• **WHAT YOU NEED TO DO**:
Please copy all the lines that follow, word for word.
----------------
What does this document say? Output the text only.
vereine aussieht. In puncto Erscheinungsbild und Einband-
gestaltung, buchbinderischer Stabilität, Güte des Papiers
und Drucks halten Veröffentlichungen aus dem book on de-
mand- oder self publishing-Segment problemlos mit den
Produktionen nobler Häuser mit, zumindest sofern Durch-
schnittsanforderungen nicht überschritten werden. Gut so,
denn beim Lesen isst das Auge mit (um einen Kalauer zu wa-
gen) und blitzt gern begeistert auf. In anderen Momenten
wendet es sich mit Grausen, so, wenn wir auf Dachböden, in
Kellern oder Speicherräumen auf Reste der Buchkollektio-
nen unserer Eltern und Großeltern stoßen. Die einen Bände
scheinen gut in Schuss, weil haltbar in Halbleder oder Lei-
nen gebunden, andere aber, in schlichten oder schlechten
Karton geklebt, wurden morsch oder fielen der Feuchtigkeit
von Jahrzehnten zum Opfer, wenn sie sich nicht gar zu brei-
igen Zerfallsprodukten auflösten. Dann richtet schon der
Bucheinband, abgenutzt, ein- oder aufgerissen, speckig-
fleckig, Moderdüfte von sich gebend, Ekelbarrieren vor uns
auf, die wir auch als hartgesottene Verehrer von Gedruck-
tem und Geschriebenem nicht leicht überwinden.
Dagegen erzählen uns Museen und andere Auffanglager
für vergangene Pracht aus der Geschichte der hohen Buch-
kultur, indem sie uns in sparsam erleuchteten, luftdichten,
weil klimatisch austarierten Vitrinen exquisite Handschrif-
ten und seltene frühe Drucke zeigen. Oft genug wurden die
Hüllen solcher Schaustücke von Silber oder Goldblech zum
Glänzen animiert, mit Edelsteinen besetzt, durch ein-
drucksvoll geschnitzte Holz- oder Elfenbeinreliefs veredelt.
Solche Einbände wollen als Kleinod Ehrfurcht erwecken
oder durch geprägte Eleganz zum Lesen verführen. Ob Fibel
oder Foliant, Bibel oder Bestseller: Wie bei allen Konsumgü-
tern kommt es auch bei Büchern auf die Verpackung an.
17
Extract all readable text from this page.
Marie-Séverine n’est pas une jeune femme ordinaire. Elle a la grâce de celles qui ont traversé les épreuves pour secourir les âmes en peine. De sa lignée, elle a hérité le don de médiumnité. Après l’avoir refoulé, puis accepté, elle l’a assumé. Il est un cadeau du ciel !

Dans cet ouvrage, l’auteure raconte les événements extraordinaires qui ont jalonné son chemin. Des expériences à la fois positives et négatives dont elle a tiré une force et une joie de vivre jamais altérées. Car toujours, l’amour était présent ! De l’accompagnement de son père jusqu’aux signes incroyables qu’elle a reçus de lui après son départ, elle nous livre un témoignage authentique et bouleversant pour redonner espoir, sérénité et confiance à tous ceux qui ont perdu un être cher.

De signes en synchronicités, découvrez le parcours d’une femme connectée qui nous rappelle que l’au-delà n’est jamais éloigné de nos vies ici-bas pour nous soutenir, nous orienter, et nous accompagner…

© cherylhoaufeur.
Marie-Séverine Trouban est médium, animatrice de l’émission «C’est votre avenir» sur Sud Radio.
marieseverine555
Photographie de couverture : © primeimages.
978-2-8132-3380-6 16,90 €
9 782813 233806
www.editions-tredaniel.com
----------------
• **REPLY**:
What does this document say? Output the text only.
vereine aussieht. In puncto Erscheinungsbild und Einband-
gestaltung, buchbinderischer Stabilität, Güte des Papiers
und Drucks halten Veröffentlichungen aus dem book on de-
mand- oder self publishing-Segment problemlos mit den
Produktionen nobler Häuser mit, zumindest sofern Durch-
schnittsanforderungen nicht überschritten werden. Gut so,
denn beim Lesen isst das Auge mit (um einen Kalauer zu wa-
gen) und blitzt gern begeistert auf. In anderen Momenten
wendet es sich mit Grausen, so, wenn wir auf Dachböden, in
Kellern oder Speicherräumen auf Reste der Buchkollektio-
nen unserer Eltern und Großeltern stoßen. Die einen Bände
scheinen gut in Schuss, weil haltbar in Halbleder oder Lei-
nen gebunden, andere aber, in schlichten oder schlechten
Karton geklebt, wurden morsch oder fielen der Feuchtigkeit
von Jahrzehnten zum Opfer, wenn sie sich nicht gar zu brei-
igen Zerfallsprodukten auflösten. Dann richtet schon der
Bucheinband, abgenutzt, ein- oder aufgerissen, speckig-
fleckig, Moderdüfte von sich gebend, Ekelbarrieren vor uns
auf, die wir auch als hartgesottene Verehrer von Gedruck-
tem und Geschriebenem nicht leicht überwinden.
Dagegen erzählen uns Museen und andere Auffanglager
für vergangene Pracht aus der Geschichte der hohen Buch-
kultur, indem sie uns in sparsam erleuchteten, luftdichten,
weil klimatisch austarierten Vitrinen exquisite Handschrif-
ten und seltene frühe Drucke zeigen. Oft genug wurden die
Hüllen solcher Schaustücke von Silber oder Goldblech zum
Glänzen animiert, mit Edelsteinen besetzt, durch ein-
drucksvoll geschnitzte Holz- oder Elfenbeinreliefs veredelt.
Solche Einbände wollen als Kleinod Ehrfurcht erwecken
oder durch geprägte Eleganz zum Lesen verführen. Ob Fibel
oder Foliant, Bibel oder Bestseller: Wie bei allen Konsumgü-
tern kommt es auch bei Büchern auf die Verpackung an.
17
Extract all readable text from this page.
Marie-Séverine n’est pas une jeune femme ordinaire. Elle a la grâce de celles qui ont traversé les épreuves pour secourir les âmes en peine. De sa lignée, elle a hérité le don de médiumnité. Après l’avoir refoulé, puis accepté, elle l’a assumé. Il est un cadeau du ciel !

Dans cet ouvrage, l’auteure raconte les événements extraordinaires qui ont jalonné son chemin. Des expériences à la fois positives et négatives dont elle a tiré une force et une joie de vivre jamais altérées. Car toujours, l’amour était présent ! De l’accompagnement de son père jusqu’aux signes incroyables qu’elle a reçus de lui après son départ, elle nous livre un témoignage authentique et bouleversant pour redonner espoir, sérénité et confiance à tous ceux qui ont perdu un être cher.

De signes en synchronicités, découvrez le parcours d’une femme connectée qui nous rappelle que l’au-delà n’est jamais éloigné de nos vies ici-bas pour nous soutenir, nous orienter, et nous accompagner…

© cherylhoaufeur.
Marie-Séverine Trouban est médium, animatrice de l’émission «C’est votre avenir» sur Sud Radio.
marieseverine555
Photographie de couverture : © primeimages.
978-2-8132-3380-6 16,90 €
9 782813 233806
www.editions-tredaniel.com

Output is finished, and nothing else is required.